--- begin DATASET RECORDS ---

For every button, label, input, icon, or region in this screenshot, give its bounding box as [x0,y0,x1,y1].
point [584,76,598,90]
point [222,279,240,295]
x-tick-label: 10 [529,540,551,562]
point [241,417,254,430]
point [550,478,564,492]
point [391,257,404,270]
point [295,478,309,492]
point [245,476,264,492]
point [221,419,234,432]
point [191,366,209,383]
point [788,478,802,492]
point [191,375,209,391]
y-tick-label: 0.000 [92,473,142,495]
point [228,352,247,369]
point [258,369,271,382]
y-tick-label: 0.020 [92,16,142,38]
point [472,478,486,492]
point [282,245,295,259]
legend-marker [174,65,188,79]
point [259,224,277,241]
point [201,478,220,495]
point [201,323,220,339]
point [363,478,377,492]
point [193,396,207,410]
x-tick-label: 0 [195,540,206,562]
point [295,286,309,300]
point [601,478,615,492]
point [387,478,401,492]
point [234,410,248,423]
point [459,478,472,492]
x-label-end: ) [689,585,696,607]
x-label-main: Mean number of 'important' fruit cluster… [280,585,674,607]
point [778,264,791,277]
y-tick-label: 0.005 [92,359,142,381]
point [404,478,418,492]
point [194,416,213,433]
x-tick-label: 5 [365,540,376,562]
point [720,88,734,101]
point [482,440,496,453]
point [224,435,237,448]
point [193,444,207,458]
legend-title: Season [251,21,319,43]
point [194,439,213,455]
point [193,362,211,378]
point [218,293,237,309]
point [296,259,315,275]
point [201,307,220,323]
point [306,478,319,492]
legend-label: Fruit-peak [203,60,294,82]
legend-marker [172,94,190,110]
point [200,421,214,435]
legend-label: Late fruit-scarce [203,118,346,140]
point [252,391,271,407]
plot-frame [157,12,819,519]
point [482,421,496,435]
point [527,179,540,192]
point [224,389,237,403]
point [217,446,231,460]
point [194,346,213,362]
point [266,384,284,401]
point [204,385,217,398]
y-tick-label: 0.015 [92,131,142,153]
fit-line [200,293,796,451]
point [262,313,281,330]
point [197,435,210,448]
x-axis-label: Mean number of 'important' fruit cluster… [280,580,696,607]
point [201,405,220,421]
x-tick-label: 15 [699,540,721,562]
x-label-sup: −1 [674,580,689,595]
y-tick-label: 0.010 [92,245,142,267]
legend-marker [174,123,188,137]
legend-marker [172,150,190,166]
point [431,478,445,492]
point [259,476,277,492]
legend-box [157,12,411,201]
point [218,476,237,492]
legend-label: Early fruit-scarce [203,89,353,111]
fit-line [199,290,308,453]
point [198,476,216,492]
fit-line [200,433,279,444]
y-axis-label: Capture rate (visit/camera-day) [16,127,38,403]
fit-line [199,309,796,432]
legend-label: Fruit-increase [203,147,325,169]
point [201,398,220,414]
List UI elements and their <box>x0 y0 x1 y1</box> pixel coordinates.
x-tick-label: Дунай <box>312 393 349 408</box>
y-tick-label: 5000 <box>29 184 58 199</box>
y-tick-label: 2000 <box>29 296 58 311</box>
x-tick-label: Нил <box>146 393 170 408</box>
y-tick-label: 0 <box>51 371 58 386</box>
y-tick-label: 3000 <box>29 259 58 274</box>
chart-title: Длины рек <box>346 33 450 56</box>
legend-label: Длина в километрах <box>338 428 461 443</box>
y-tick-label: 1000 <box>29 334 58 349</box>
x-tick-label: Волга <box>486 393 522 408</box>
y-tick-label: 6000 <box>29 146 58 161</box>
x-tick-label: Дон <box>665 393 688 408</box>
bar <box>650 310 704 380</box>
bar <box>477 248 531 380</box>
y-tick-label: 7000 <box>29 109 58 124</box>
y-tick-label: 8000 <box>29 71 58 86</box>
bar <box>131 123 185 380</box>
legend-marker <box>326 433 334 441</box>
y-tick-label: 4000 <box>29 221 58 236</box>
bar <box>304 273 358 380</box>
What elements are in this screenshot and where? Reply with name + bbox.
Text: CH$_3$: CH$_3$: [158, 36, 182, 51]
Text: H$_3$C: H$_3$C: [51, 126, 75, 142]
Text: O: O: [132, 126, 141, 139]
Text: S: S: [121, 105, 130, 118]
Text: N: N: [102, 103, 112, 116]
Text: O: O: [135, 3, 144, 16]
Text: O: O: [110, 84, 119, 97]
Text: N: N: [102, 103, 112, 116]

--- end DATASET RECORDS ---

**WORK TO DO**. Reproduce every one of the entries above verbatim, line for line, without changing any character.

**WRITTEN ANSWER**.
For every button, label, input, icon, or region in this screenshot, give its bounding box as [x0,y0,x1,y1].
point [584,76,598,90]
point [222,279,240,295]
x-tick-label: 10 [529,540,551,562]
point [241,417,254,430]
point [550,478,564,492]
point [391,257,404,270]
point [295,478,309,492]
point [245,476,264,492]
point [221,419,234,432]
point [191,366,209,383]
point [788,478,802,492]
point [191,375,209,391]
y-tick-label: 0.000 [92,473,142,495]
point [228,352,247,369]
point [258,369,271,382]
y-tick-label: 0.020 [92,16,142,38]
point [472,478,486,492]
point [282,245,295,259]
legend-marker [174,65,188,79]
point [259,224,277,241]
point [201,478,220,495]
point [201,323,220,339]
point [363,478,377,492]
point [193,396,207,410]
x-tick-label: 0 [195,540,206,562]
point [295,286,309,300]
point [601,478,615,492]
point [387,478,401,492]
point [234,410,248,423]
point [459,478,472,492]
x-label-end: ) [689,585,696,607]
x-label-main: Mean number of 'important' fruit cluster… [280,585,674,607]
point [778,264,791,277]
y-tick-label: 0.005 [92,359,142,381]
point [404,478,418,492]
point [194,416,213,433]
x-tick-label: 5 [365,540,376,562]
point [720,88,734,101]
point [482,440,496,453]
point [224,435,237,448]
point [193,444,207,458]
legend-title: Season [251,21,319,43]
point [194,439,213,455]
point [193,362,211,378]
point [218,293,237,309]
point [296,259,315,275]
point [201,307,220,323]
point [306,478,319,492]
legend-label: Fruit-peak [203,60,294,82]
legend-marker [172,94,190,110]
point [200,421,214,435]
legend-label: Late fruit-scarce [203,118,346,140]
point [252,391,271,407]
plot-frame [157,12,819,519]
point [482,421,496,435]
point [527,179,540,192]
point [224,389,237,403]
point [217,446,231,460]
point [194,346,213,362]
point [266,384,284,401]
point [204,385,217,398]
y-tick-label: 0.015 [92,131,142,153]
fit-line [200,293,796,451]
point [262,313,281,330]
point [197,435,210,448]
x-axis-label: Mean number of 'important' fruit cluster… [280,580,696,607]
point [201,405,220,421]
x-tick-label: 15 [699,540,721,562]
x-label-sup: −1 [674,580,689,595]
y-tick-label: 0.010 [92,245,142,267]
legend-marker [174,123,188,137]
legend-marker [172,150,190,166]
point [431,478,445,492]
point [259,476,277,492]
legend-box [157,12,411,201]
point [218,476,237,492]
legend-label: Early fruit-scarce [203,89,353,111]
fit-line [199,290,308,453]
point [198,476,216,492]
fit-line [200,433,279,444]
y-axis-label: Capture rate (visit/camera-day) [16,127,38,403]
fit-line [199,309,796,432]
legend-label: Fruit-increase [203,147,325,169]
point [201,398,220,414]
List UI elements and their <box>x0 y0 x1 y1</box> pixel coordinates.
x-tick-label: Дунай <box>312 393 349 408</box>
y-tick-label: 5000 <box>29 184 58 199</box>
y-tick-label: 2000 <box>29 296 58 311</box>
x-tick-label: Нил <box>146 393 170 408</box>
y-tick-label: 0 <box>51 371 58 386</box>
y-tick-label: 3000 <box>29 259 58 274</box>
chart-title: Длины рек <box>346 33 450 56</box>
legend-label: Длина в километрах <box>338 428 461 443</box>
y-tick-label: 1000 <box>29 334 58 349</box>
x-tick-label: Волга <box>486 393 522 408</box>
y-tick-label: 6000 <box>29 146 58 161</box>
x-tick-label: Дон <box>665 393 688 408</box>
bar <box>650 310 704 380</box>
bar <box>477 248 531 380</box>
y-tick-label: 7000 <box>29 109 58 124</box>
y-tick-label: 8000 <box>29 71 58 86</box>
bar <box>131 123 185 380</box>
legend-marker <box>326 433 334 441</box>
y-tick-label: 4000 <box>29 221 58 236</box>
bar <box>304 273 358 380</box>
What elements are in this screenshot and where? Reply with name + bbox.
Text: CH$_3$: CH$_3$: [158, 36, 182, 51]
Text: H$_3$C: H$_3$C: [51, 126, 75, 142]
Text: O: O: [132, 126, 141, 139]
Text: S: S: [121, 105, 130, 118]
Text: N: N: [102, 103, 112, 116]
Text: O: O: [135, 3, 144, 16]
Text: O: O: [110, 84, 119, 97]
Text: N: N: [102, 103, 112, 116]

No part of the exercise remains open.